## What is needed
List every line in this data where the string "qabul" occurs.

-- begin Source data --

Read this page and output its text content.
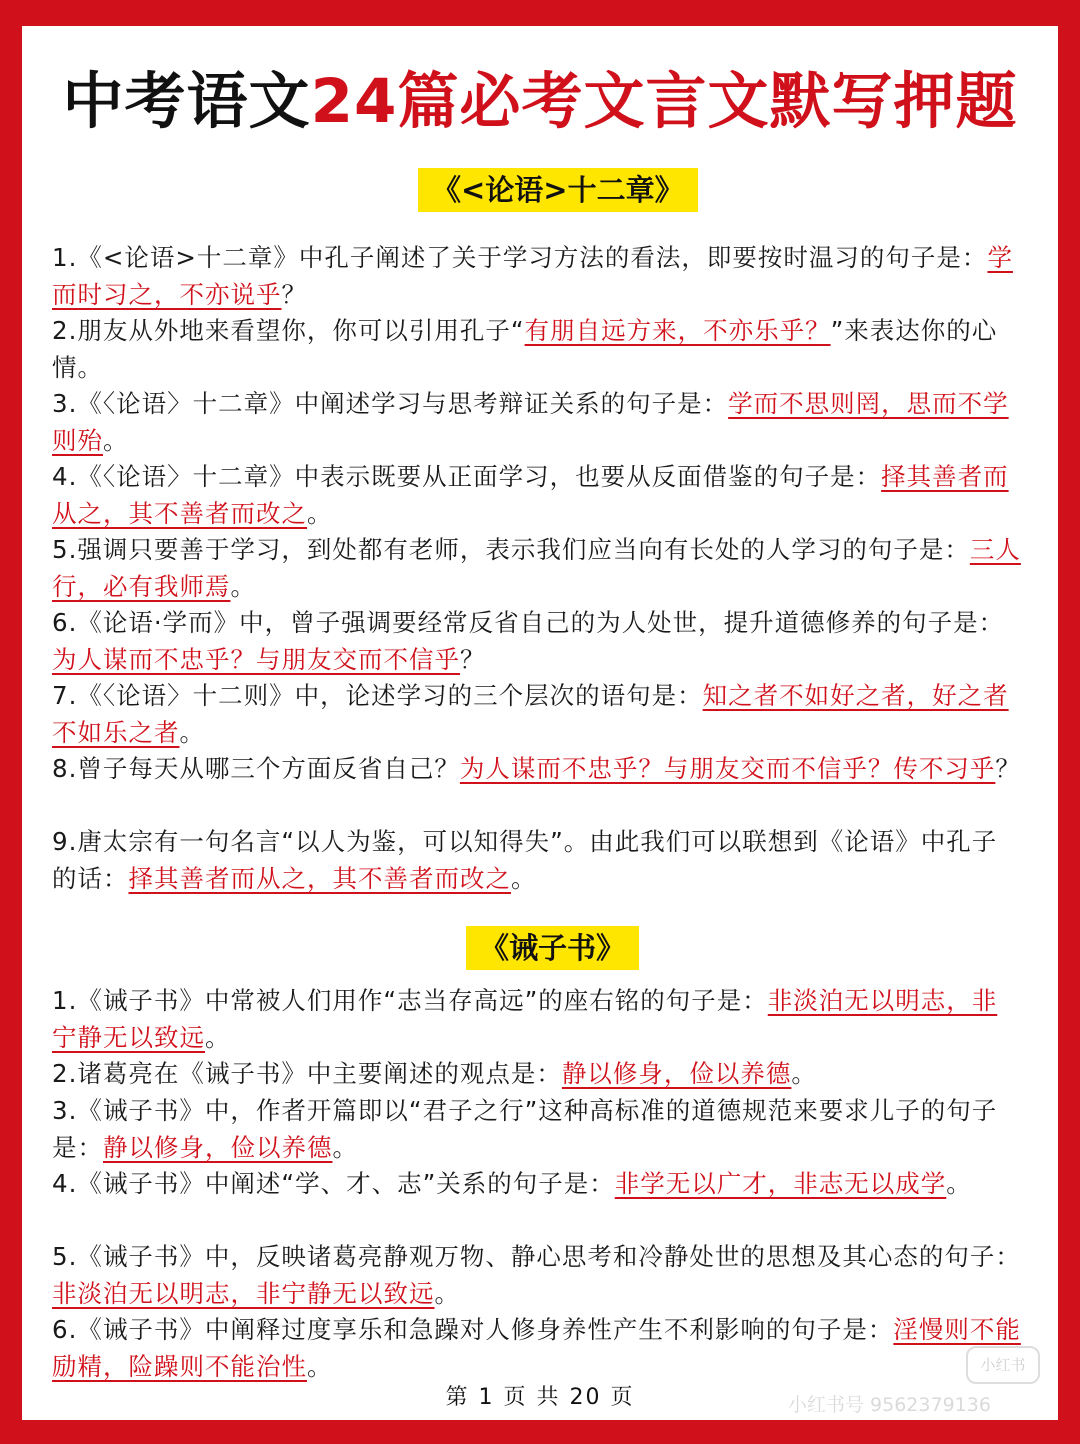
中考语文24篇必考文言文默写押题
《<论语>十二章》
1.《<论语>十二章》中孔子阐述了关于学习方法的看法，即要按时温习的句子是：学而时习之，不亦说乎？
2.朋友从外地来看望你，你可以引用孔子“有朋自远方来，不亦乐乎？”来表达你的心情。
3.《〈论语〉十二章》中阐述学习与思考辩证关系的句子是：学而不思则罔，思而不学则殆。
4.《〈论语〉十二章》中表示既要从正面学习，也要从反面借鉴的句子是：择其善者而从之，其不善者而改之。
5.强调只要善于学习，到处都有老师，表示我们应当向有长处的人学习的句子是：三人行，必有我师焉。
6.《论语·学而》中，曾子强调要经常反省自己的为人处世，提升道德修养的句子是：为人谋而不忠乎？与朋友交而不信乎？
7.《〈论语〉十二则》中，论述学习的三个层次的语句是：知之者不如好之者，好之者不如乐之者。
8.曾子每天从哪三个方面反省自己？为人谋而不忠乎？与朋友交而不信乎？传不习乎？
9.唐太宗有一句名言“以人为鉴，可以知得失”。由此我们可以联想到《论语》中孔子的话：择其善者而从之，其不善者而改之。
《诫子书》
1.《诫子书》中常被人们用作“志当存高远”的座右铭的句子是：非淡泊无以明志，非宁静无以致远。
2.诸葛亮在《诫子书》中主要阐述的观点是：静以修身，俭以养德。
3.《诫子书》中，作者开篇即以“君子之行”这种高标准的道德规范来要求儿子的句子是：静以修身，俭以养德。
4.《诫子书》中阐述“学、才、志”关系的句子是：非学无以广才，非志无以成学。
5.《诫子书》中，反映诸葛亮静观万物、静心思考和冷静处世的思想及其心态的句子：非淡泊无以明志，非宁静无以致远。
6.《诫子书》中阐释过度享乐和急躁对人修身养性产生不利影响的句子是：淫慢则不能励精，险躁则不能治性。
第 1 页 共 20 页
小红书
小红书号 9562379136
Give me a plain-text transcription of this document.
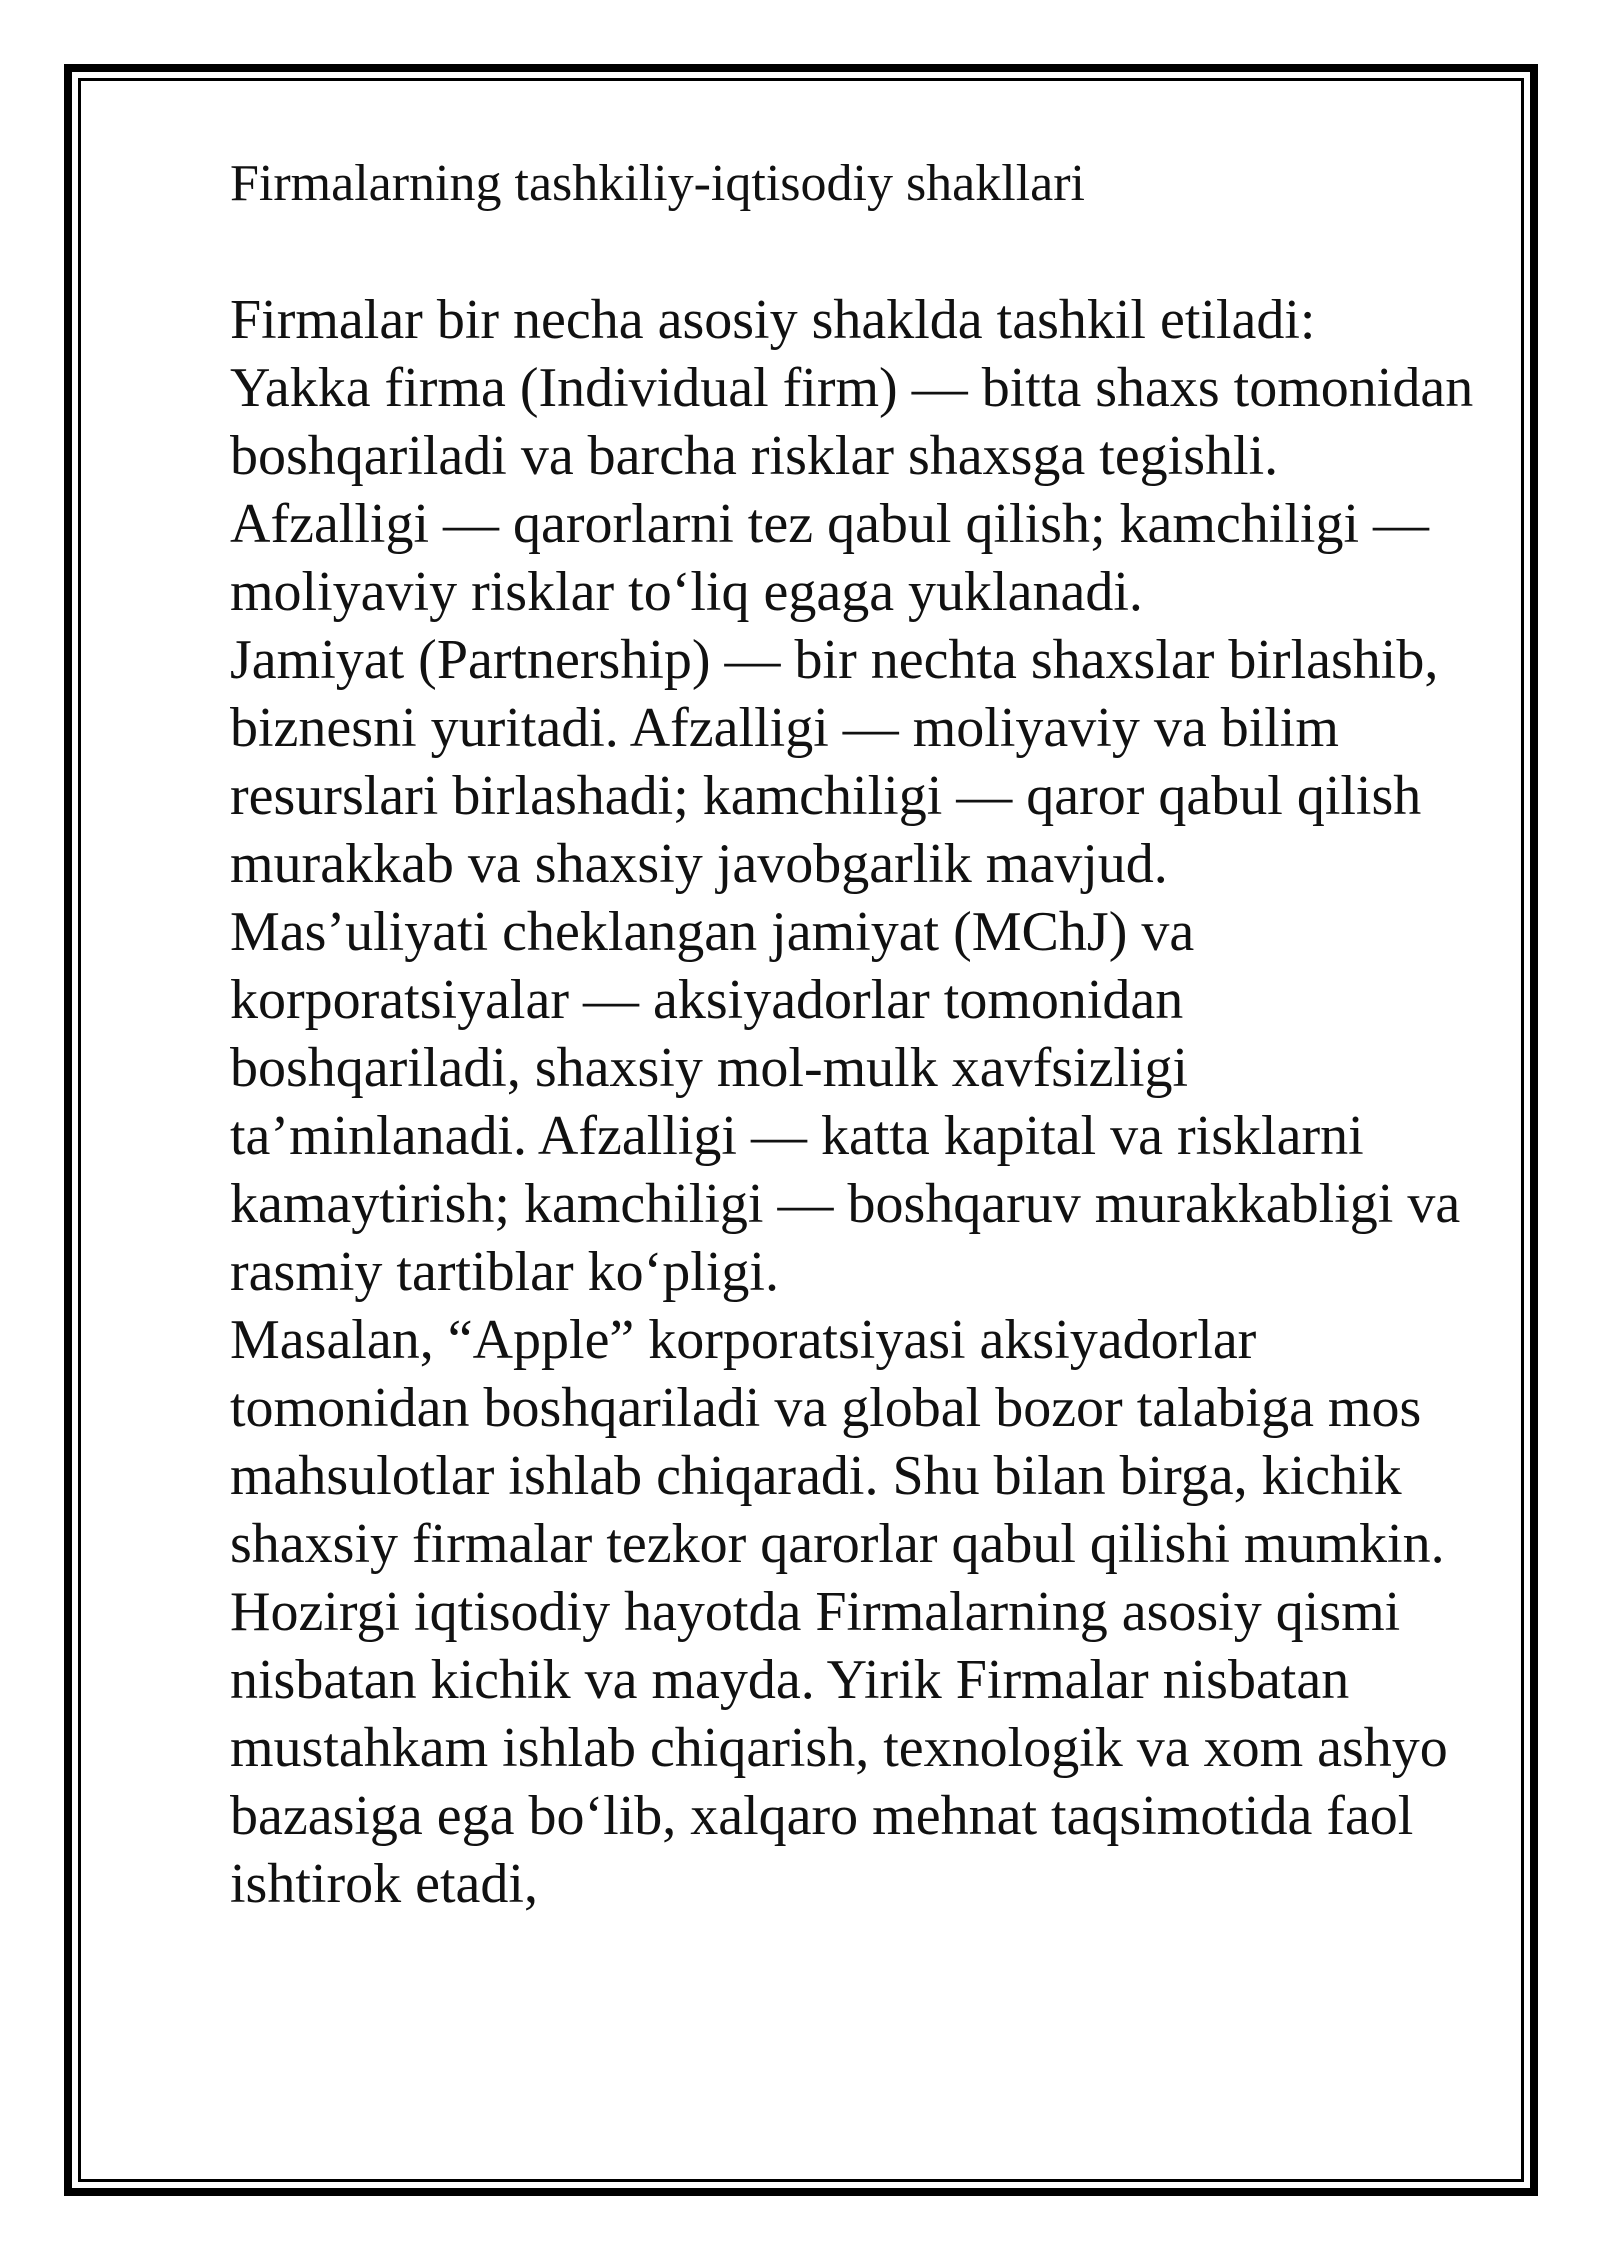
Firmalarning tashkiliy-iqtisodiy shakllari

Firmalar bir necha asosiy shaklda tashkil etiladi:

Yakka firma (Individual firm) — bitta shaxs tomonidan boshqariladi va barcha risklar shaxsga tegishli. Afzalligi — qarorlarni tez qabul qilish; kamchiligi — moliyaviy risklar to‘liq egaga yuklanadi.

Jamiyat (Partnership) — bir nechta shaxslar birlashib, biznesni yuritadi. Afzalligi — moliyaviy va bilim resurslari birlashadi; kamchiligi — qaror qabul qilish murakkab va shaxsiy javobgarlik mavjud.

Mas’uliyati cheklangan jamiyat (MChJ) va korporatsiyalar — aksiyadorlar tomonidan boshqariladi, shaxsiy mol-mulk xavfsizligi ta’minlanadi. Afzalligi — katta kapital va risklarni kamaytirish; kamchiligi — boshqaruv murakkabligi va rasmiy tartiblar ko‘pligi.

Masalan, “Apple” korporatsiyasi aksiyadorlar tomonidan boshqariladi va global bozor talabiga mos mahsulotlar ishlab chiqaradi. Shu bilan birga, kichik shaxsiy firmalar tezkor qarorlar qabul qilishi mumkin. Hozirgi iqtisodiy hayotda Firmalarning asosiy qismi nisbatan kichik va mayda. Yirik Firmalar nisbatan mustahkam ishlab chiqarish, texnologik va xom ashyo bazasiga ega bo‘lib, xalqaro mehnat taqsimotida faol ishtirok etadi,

-- end Source data --

## Written solution
Yakka firma (Individual firm) — bitta shaxs tomonidan boshqariladi va barcha risklar shaxsga tegishli. Afzalligi — qarorlarni tez qabul qilish; kamchiligi — moliyaviy risklar to‘liq egaga yuklanadi.
Jamiyat (Partnership) — bir nechta shaxslar birlashib, biznesni yuritadi. Afzalligi — moliyaviy va bilim resurslari birlashadi; kamchiligi — qaror qabul qilish murakkab va shaxsiy javobgarlik mavjud.
Masalan, “Apple” korporatsiyasi aksiyadorlar tomonidan boshqariladi va global bozor talabiga mos mahsulotlar ishlab chiqaradi. Shu bilan birga, kichik shaxsiy firmalar tezkor qarorlar qabul qilishi mumkin. Hozirgi iqtisodiy hayotda Firmalarning asosiy qismi nisbatan kichik va mayda. Yirik Firmalar nisbatan mustahkam ishlab chiqarish, texnologik va xom ashyo bazasiga ega bo‘lib, xalqaro mehnat taqsimotida faol ishtirok etadi,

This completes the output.